The request => Please copy all the lines that follow, word for word.
-------------------------
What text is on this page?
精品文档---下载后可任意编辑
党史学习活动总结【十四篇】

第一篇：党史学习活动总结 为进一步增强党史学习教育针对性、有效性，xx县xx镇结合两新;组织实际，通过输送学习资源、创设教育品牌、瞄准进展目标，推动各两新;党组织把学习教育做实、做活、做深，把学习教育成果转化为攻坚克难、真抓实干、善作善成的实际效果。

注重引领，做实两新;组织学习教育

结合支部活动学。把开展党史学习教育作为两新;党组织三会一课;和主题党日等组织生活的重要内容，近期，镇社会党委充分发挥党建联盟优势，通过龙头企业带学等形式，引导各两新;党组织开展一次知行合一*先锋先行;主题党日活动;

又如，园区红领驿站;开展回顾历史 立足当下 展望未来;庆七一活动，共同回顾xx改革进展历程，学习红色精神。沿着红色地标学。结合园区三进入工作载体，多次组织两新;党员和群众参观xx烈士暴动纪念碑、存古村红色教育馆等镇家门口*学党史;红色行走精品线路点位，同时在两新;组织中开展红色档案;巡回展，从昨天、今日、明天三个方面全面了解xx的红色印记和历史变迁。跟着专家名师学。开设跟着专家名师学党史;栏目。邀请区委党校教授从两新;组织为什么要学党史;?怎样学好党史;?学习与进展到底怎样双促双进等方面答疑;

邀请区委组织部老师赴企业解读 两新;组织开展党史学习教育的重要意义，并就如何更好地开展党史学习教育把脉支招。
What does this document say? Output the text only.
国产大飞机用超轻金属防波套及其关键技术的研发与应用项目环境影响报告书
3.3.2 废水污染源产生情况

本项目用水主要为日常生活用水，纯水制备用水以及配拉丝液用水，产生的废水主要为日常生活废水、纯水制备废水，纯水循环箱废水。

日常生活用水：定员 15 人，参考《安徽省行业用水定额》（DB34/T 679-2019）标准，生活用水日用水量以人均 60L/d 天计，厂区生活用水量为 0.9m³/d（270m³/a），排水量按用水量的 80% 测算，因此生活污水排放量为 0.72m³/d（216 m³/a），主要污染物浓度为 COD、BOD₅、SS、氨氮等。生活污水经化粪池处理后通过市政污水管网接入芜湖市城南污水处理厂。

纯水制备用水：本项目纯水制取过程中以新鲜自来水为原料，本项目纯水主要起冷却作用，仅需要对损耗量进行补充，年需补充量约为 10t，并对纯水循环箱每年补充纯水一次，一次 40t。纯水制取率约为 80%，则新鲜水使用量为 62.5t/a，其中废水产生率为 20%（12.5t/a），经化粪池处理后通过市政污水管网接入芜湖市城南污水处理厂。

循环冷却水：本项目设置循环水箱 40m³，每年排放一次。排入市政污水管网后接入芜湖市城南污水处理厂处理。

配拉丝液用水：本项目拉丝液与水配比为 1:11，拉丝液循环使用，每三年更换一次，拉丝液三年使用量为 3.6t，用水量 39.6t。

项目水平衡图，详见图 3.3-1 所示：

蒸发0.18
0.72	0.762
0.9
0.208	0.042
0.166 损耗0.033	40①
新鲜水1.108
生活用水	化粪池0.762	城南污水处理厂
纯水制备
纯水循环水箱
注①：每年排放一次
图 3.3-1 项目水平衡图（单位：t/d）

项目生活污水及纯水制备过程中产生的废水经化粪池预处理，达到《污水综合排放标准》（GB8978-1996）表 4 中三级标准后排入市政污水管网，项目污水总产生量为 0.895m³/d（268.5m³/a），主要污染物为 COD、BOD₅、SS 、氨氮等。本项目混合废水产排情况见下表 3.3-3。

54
-------------------------
Solution for this task =>
What text is on this page?
精品文档---下载后可任意编辑
党史学习活动总结【十四篇】

第一篇：党史学习活动总结 为进一步增强党史学习教育针对性、有效性，xx县xx镇结合两新;组织实际，通过输送学习资源、创设教育品牌、瞄准进展目标，推动各两新;党组织把学习教育做实、做活、做深，把学习教育成果转化为攻坚克难、真抓实干、善作善成的实际效果。

注重引领，做实两新;组织学习教育

结合支部活动学。把开展党史学习教育作为两新;党组织三会一课;和主题党日等组织生活的重要内容，近期，镇社会党委充分发挥党建联盟优势，通过龙头企业带学等形式，引导各两新;党组织开展一次知行合一*先锋先行;主题党日活动;

又如，园区红领驿站;开展回顾历史 立足当下 展望未来;庆七一活动，共同回顾xx改革进展历程，学习红色精神。沿着红色地标学。结合园区三进入工作载体，多次组织两新;党员和群众参观xx烈士暴动纪念碑、存古村红色教育馆等镇家门口*学党史;红色行走精品线路点位，同时在两新;组织中开展红色档案;巡回展，从昨天、今日、明天三个方面全面了解xx的红色印记和历史变迁。跟着专家名师学。开设跟着专家名师学党史;栏目。邀请区委党校教授从两新;组织为什么要学党史;?怎样学好党史;?学习与进展到底怎样双促双进等方面答疑;

邀请区委组织部老师赴企业解读 两新;组织开展党史学习教育的重要意义，并就如何更好地开展党史学习教育把脉支招。
What does this document say? Output the text only.
国产大飞机用超轻金属防波套及其关键技术的研发与应用项目环境影响报告书
3.3.2 废水污染源产生情况

本项目用水主要为日常生活用水，纯水制备用水以及配拉丝液用水，产生的废水主要为日常生活废水、纯水制备废水，纯水循环箱废水。

日常生活用水：定员 15 人，参考《安徽省行业用水定额》（DB34/T 679-2019）标准，生活用水日用水量以人均 60L/d 天计，厂区生活用水量为 0.9m³/d（270m³/a），排水量按用水量的 80% 测算，因此生活污水排放量为 0.72m³/d（216 m³/a），主要污染物浓度为 COD、BOD₅、SS、氨氮等。生活污水经化粪池处理后通过市政污水管网接入芜湖市城南污水处理厂。

纯水制备用水：本项目纯水制取过程中以新鲜自来水为原料，本项目纯水主要起冷却作用，仅需要对损耗量进行补充，年需补充量约为 10t，并对纯水循环箱每年补充纯水一次，一次 40t。纯水制取率约为 80%，则新鲜水使用量为 62.5t/a，其中废水产生率为 20%（12.5t/a），经化粪池处理后通过市政污水管网接入芜湖市城南污水处理厂。

循环冷却水：本项目设置循环水箱 40m³，每年排放一次。排入市政污水管网后接入芜湖市城南污水处理厂处理。

配拉丝液用水：本项目拉丝液与水配比为 1:11，拉丝液循环使用，每三年更换一次，拉丝液三年使用量为 3.6t，用水量 39.6t。

项目水平衡图，详见图 3.3-1 所示：

蒸发0.18
0.72	0.762
0.9
0.208	0.042
0.166 损耗0.033	40①
新鲜水1.108
生活用水	化粪池0.762	城南污水处理厂
纯水制备
纯水循环水箱
注①：每年排放一次
图 3.3-1 项目水平衡图（单位：t/d）

项目生活污水及纯水制备过程中产生的废水经化粪池预处理，达到《污水综合排放标准》（GB8978-1996）表 4 中三级标准后排入市政污水管网，项目污水总产生量为 0.895m³/d（268.5m³/a），主要污染物为 COD、BOD₅、SS 、氨氮等。本项目混合废水产排情况见下表 3.3-3。

54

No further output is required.